— start Data —
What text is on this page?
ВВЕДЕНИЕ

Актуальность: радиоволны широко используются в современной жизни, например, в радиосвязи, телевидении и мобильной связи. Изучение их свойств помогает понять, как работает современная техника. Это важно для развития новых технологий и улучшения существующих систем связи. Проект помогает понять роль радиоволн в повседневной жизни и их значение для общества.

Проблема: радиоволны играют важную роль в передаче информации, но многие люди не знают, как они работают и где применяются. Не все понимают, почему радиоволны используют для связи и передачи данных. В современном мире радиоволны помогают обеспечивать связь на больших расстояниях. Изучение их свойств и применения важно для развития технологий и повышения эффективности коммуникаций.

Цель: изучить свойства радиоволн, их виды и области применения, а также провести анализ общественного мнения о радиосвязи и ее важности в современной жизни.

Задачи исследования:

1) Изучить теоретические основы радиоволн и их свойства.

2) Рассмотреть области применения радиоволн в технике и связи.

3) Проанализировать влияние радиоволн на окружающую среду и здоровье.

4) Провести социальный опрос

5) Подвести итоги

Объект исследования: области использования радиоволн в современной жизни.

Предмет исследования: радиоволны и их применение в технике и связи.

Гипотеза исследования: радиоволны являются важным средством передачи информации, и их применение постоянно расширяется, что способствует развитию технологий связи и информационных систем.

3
— end Data —
[Exercise description]
Go through the preceding material and copy each line that has the word "радиосвязи".

[Output]
Актуальность: радиоволны широко используются в современной жизни, например, в радиосвязи, телевидении и мобильной связи. Изучение их свойств помогает понять, как работает современная техника. Это важно для развития новых технологий и улучшения существующих систем связи. Проект помогает понять роль радиоволн в повседневной жизни и их значение для общества.
Цель: изучить свойства радиоволн, их виды и области применения, а также провести анализ общественного мнения о радиосвязи и ее важности в современной жизни.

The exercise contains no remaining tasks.